What the task asks: Transcribe each of the records below exactly, excluding all pictures.

Recorded data:
------------------------------------

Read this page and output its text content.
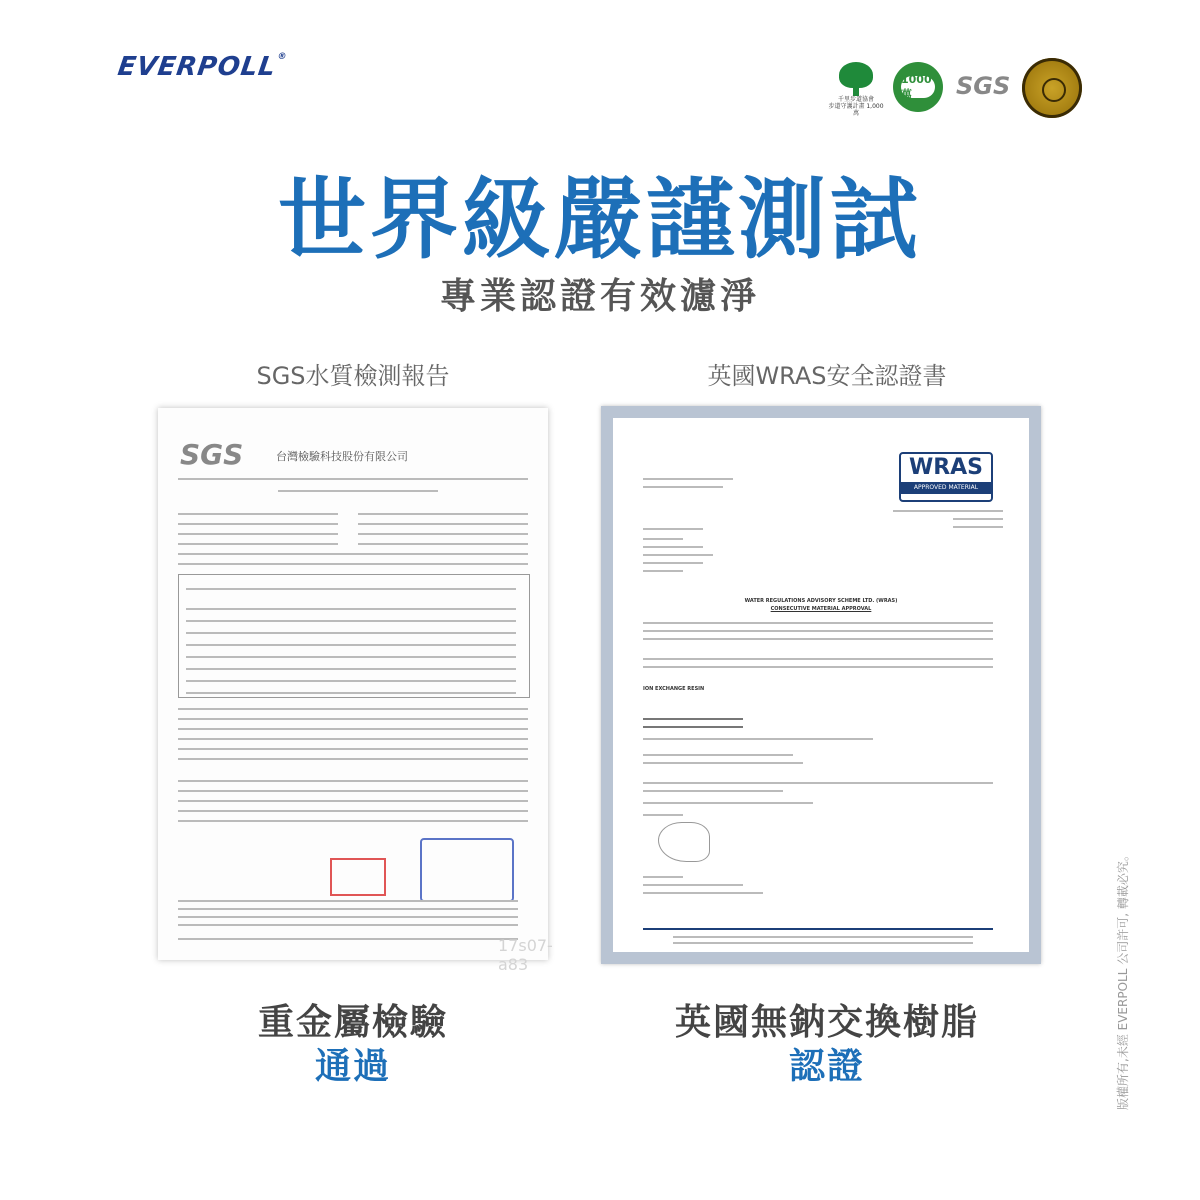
EVERPOLL®
千里步道協會
步道守護計畫 1,000萬
1000萬	SGS
世界級嚴謹測試
專業認證有效濾淨
SGS水質檢測報告	英國WRAS安全認證書
SGS	台灣檢驗科技股份有限公司
17s07-a83
WRAS
APPROVED MATERIAL
WATER REGULATIONS ADVISORY SCHEME LTD. (WRAS)
CONSECUTIVE MATERIAL APPROVAL
ION EXCHANGE RESIN
重金屬檢驗
通過
英國無鈉交換樹脂
認證	版權所有,未經 EVERPOLL 公司許可, 轉載必究。
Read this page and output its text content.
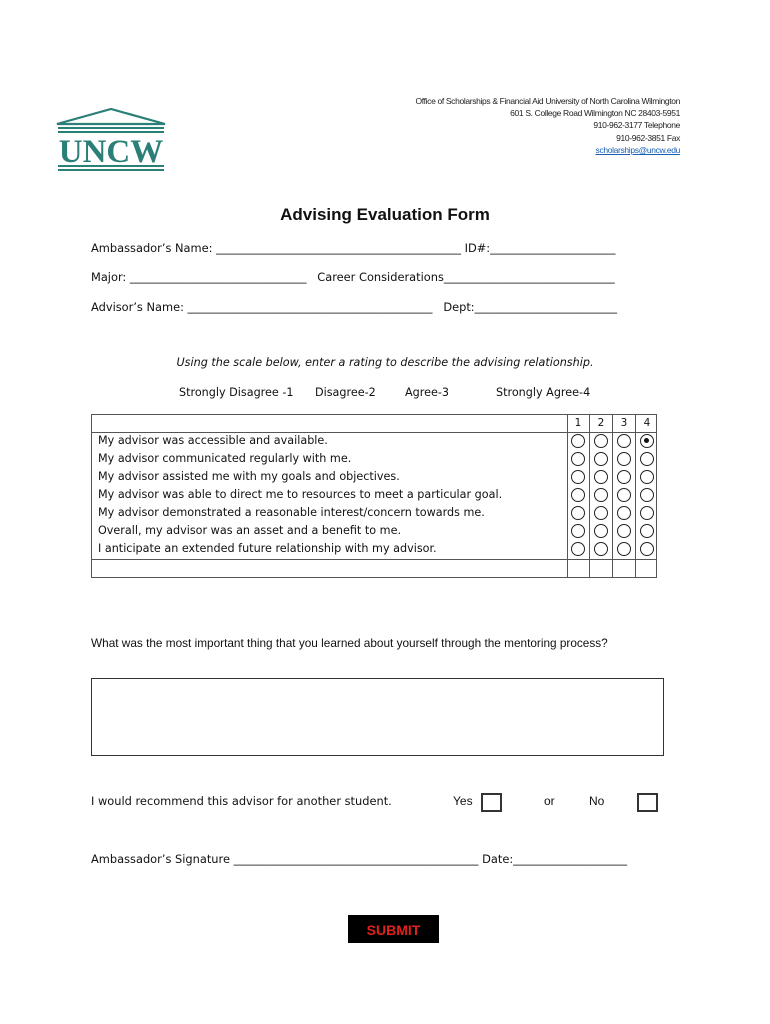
UNCW
Office of Scholarships & Financial Aid University of North Carolina Wilmington
601 S. College Road Wilmington NC 28403-5951
910-962-3177 Telephone
910-962-3851 Fax
scholarships@uncw.edu
Advising Evaluation Form
Ambassador’s Name: ___________________________________________ ID#:______________________
Major: _______________________________   Career Considerations______________________________
Advisor’s Name: ___________________________________________   Dept:_________________________
Using the scale below, enter a rating to describe the advising relationship.
Strongly Disagree -1 Disagree-2	Agree-3	Strongly Agree-4
1	2	3	4
My advisor was accessible and available.
My advisor communicated regularly with me.
My advisor assisted me with my goals and objectives.
My advisor was able to direct me to resources to meet a particular goal.
My advisor demonstrated a reasonable interest/concern towards me.
Overall, my advisor was an asset and a benefit to me.
I anticipate an extended future relationship with my advisor.
What was the most important thing that you learned about yourself through the mentoring process?
I would recommend this advisor for another student.	Yes	or	No
Ambassador’s Signature ___________________________________________ Date:____________________
SUBMIT
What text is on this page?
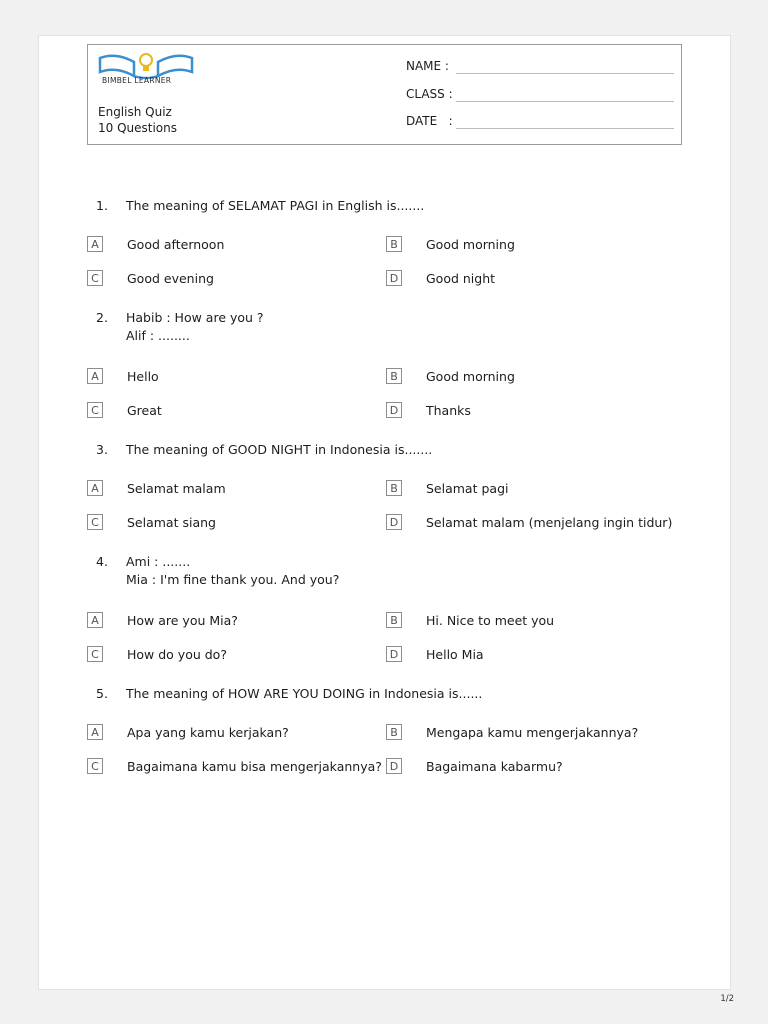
BIMBEL LEARNER
English Quiz
10 Questions
NAME :
CLASS :
DATE   :
1.	The meaning of SELAMAT PAGI in English is.......
A	Good afternoon	B	Good morning
C	Good evening	D	Good night
2.	Habib : How are you ?
Alif : ........
A	Hello	B	Good morning
C	Great	D	Thanks
3.	The meaning of GOOD NIGHT in Indonesia is.......
A	Selamat malam	B	Selamat pagi
C	Selamat siang	D	Selamat malam (menjelang ingin tidur)
4.	Ami : .......
Mia : I'm fine thank you. And you?
A	How are you Mia?	B	Hi. Nice to meet you
C	How do you do?	D	Hello Mia
5.	The meaning of HOW ARE YOU DOING in Indonesia is......
A	Apa yang kamu kerjakan?	B	Mengapa kamu mengerjakannya?
C	Bagaimana kamu bisa mengerjakannya? D	Bagaimana kabarmu?
1/2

------------------------------------

Exercise solution:
Read this page and output its text content.
EVERPOLL®
千里步道協會
步道守護計畫 1,000萬
1000萬	SGS
世界級嚴謹測試
專業認證有效濾淨
SGS水質檢測報告	英國WRAS安全認證書
SGS	台灣檢驗科技股份有限公司
17s07-a83
WRAS
APPROVED MATERIAL
WATER REGULATIONS ADVISORY SCHEME LTD. (WRAS)
CONSECUTIVE MATERIAL APPROVAL
ION EXCHANGE RESIN
重金屬檢驗
通過
英國無鈉交換樹脂
認證	版權所有,未經 EVERPOLL 公司許可, 轉載必究。
Read this page and output its text content.
UNCW
Office of Scholarships & Financial Aid University of North Carolina Wilmington
601 S. College Road Wilmington NC 28403-5951
910-962-3177 Telephone
910-962-3851 Fax
scholarships@uncw.edu
Advising Evaluation Form
Ambassador’s Name: ___________________________________________ ID#:______________________
Major: _______________________________   Career Considerations______________________________
Advisor’s Name: ___________________________________________   Dept:_________________________
Using the scale below, enter a rating to describe the advising relationship.
Strongly Disagree -1 Disagree-2	Agree-3	Strongly Agree-4
1	2	3	4
My advisor was accessible and available.
My advisor communicated regularly with me.
My advisor assisted me with my goals and objectives.
My advisor was able to direct me to resources to meet a particular goal.
My advisor demonstrated a reasonable interest/concern towards me.
Overall, my advisor was an asset and a benefit to me.
I anticipate an extended future relationship with my advisor.
What was the most important thing that you learned about yourself through the mentoring process?
I would recommend this advisor for another student.	Yes	or	No
Ambassador’s Signature ___________________________________________ Date:____________________
SUBMIT
What text is on this page?
BIMBEL LEARNER
English Quiz
10 Questions
NAME :
CLASS :
DATE   :
1.	The meaning of SELAMAT PAGI in English is.......
A	Good afternoon	B	Good morning
C	Good evening	D	Good night
2.	Habib : How are you ?
Alif : ........
A	Hello	B	Good morning
C	Great	D	Thanks
3.	The meaning of GOOD NIGHT in Indonesia is.......
A	Selamat malam	B	Selamat pagi
C	Selamat siang	D	Selamat malam (menjelang ingin tidur)
4.	Ami : .......
Mia : I'm fine thank you. And you?
A	How are you Mia?	B	Hi. Nice to meet you
C	How do you do?	D	Hello Mia
5.	The meaning of HOW ARE YOU DOING in Indonesia is......
A	Apa yang kamu kerjakan?	B	Mengapa kamu mengerjakannya?
C	Bagaimana kamu bisa mengerjakannya? D	Bagaimana kabarmu?
1/2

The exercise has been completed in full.